=== Your task ===
Restate, word for word, all of the material shown below.
◆ ◆ ◆ ◆ ◆
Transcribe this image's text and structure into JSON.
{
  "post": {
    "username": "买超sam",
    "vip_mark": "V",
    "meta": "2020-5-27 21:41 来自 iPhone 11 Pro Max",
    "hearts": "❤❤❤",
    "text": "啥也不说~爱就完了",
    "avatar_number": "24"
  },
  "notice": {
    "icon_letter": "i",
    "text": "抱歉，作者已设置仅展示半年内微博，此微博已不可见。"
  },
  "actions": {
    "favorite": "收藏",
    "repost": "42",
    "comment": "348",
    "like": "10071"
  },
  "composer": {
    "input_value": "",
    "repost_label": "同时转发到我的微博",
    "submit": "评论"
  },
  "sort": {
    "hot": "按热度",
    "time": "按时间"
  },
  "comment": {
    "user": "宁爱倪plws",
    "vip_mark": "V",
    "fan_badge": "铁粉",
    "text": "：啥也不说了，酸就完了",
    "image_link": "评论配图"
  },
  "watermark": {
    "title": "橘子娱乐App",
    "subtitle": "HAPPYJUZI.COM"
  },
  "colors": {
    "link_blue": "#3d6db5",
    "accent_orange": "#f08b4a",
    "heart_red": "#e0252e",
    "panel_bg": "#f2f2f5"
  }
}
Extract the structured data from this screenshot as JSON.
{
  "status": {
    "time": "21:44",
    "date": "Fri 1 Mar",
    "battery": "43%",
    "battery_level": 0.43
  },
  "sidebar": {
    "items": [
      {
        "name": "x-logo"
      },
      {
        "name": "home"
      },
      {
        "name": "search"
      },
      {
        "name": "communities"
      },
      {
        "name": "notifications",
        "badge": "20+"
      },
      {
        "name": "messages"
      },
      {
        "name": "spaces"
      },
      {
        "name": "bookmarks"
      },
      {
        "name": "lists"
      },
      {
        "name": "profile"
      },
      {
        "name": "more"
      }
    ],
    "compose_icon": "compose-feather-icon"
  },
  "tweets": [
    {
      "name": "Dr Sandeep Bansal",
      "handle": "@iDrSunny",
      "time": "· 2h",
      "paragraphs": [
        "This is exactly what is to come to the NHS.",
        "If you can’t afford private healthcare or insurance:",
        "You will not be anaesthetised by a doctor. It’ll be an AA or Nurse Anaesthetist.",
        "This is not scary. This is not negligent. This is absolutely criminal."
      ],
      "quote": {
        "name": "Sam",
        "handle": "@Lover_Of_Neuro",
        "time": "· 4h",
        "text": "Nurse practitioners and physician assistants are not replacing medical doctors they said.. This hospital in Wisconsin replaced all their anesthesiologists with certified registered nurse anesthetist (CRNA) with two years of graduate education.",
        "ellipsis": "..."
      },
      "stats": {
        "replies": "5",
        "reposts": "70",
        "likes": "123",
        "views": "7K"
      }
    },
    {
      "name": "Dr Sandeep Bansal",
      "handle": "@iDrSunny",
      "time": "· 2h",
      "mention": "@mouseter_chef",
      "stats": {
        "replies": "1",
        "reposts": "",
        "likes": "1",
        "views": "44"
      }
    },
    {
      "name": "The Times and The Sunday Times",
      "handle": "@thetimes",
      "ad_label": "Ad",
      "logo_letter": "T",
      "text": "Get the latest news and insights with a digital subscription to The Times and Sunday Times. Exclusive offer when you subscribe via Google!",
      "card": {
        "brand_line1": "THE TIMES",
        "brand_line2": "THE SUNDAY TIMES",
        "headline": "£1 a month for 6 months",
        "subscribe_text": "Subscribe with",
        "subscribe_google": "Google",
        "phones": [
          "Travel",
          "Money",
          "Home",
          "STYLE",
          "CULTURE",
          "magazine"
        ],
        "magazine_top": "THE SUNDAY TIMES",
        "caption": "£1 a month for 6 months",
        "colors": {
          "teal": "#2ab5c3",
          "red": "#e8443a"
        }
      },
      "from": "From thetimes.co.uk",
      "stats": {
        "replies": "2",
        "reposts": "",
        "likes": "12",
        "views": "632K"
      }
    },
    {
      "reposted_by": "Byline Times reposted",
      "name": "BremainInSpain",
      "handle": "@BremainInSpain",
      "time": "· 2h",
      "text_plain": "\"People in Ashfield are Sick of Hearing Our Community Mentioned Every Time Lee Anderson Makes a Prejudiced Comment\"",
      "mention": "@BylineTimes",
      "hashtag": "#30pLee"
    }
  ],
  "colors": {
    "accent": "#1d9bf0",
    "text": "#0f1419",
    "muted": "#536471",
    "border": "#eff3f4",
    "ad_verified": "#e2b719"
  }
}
◆ ◆ ◆ ◆ ◆
=== Correct answer ===
Transcribe this image's text and structure into JSON.
{
  "post": {
    "username": "买超sam",
    "vip_mark": "V",
    "meta": "2020-5-27 21:41 来自 iPhone 11 Pro Max",
    "hearts": "❤❤❤",
    "text": "啥也不说~爱就完了",
    "avatar_number": "24"
  },
  "notice": {
    "icon_letter": "i",
    "text": "抱歉，作者已设置仅展示半年内微博，此微博已不可见。"
  },
  "actions": {
    "favorite": "收藏",
    "repost": "42",
    "comment": "348",
    "like": "10071"
  },
  "composer": {
    "input_value": "",
    "repost_label": "同时转发到我的微博",
    "submit": "评论"
  },
  "sort": {
    "hot": "按热度",
    "time": "按时间"
  },
  "comment": {
    "user": "宁爱倪plws",
    "vip_mark": "V",
    "fan_badge": "铁粉",
    "text": "：啥也不说了，酸就完了",
    "image_link": "评论配图"
  },
  "watermark": {
    "title": "橘子娱乐App",
    "subtitle": "HAPPYJUZI.COM"
  },
  "colors": {
    "link_blue": "#3d6db5",
    "accent_orange": "#f08b4a",
    "heart_red": "#e0252e",
    "panel_bg": "#f2f2f5"
  }
}
Extract the structured data from this screenshot as JSON.
{
  "status": {
    "time": "21:44",
    "date": "Fri 1 Mar",
    "battery": "43%",
    "battery_level": 0.43
  },
  "sidebar": {
    "items": [
      {
        "name": "x-logo"
      },
      {
        "name": "home"
      },
      {
        "name": "search"
      },
      {
        "name": "communities"
      },
      {
        "name": "notifications",
        "badge": "20+"
      },
      {
        "name": "messages"
      },
      {
        "name": "spaces"
      },
      {
        "name": "bookmarks"
      },
      {
        "name": "lists"
      },
      {
        "name": "profile"
      },
      {
        "name": "more"
      }
    ],
    "compose_icon": "compose-feather-icon"
  },
  "tweets": [
    {
      "name": "Dr Sandeep Bansal",
      "handle": "@iDrSunny",
      "time": "· 2h",
      "paragraphs": [
        "This is exactly what is to come to the NHS.",
        "If you can’t afford private healthcare or insurance:",
        "You will not be anaesthetised by a doctor. It’ll be an AA or Nurse Anaesthetist.",
        "This is not scary. This is not negligent. This is absolutely criminal."
      ],
      "quote": {
        "name": "Sam",
        "handle": "@Lover_Of_Neuro",
        "time": "· 4h",
        "text": "Nurse practitioners and physician assistants are not replacing medical doctors they said.. This hospital in Wisconsin replaced all their anesthesiologists with certified registered nurse anesthetist (CRNA) with two years of graduate education.",
        "ellipsis": "..."
      },
      "stats": {
        "replies": "5",
        "reposts": "70",
        "likes": "123",
        "views": "7K"
      }
    },
    {
      "name": "Dr Sandeep Bansal",
      "handle": "@iDrSunny",
      "time": "· 2h",
      "mention": "@mouseter_chef",
      "stats": {
        "replies": "1",
        "reposts": "",
        "likes": "1",
        "views": "44"
      }
    },
    {
      "name": "The Times and The Sunday Times",
      "handle": "@thetimes",
      "ad_label": "Ad",
      "logo_letter": "T",
      "text": "Get the latest news and insights with a digital subscription to The Times and Sunday Times. Exclusive offer when you subscribe via Google!",
      "card": {
        "brand_line1": "THE TIMES",
        "brand_line2": "THE SUNDAY TIMES",
        "headline": "£1 a month for 6 months",
        "subscribe_text": "Subscribe with",
        "subscribe_google": "Google",
        "phones": [
          "Travel",
          "Money",
          "Home",
          "STYLE",
          "CULTURE",
          "magazine"
        ],
        "magazine_top": "THE SUNDAY TIMES",
        "caption": "£1 a month for 6 months",
        "colors": {
          "teal": "#2ab5c3",
          "red": "#e8443a"
        }
      },
      "from": "From thetimes.co.uk",
      "stats": {
        "replies": "2",
        "reposts": "",
        "likes": "12",
        "views": "632K"
      }
    },
    {
      "reposted_by": "Byline Times reposted",
      "name": "BremainInSpain",
      "handle": "@BremainInSpain",
      "time": "· 2h",
      "text_plain": "\"People in Ashfield are Sick of Hearing Our Community Mentioned Every Time Lee Anderson Makes a Prejudiced Comment\"",
      "mention": "@BylineTimes",
      "hashtag": "#30pLee"
    }
  ],
  "colors": {
    "accent": "#1d9bf0",
    "text": "#0f1419",
    "muted": "#536471",
    "border": "#eff3f4",
    "ad_verified": "#e2b719"
  }
}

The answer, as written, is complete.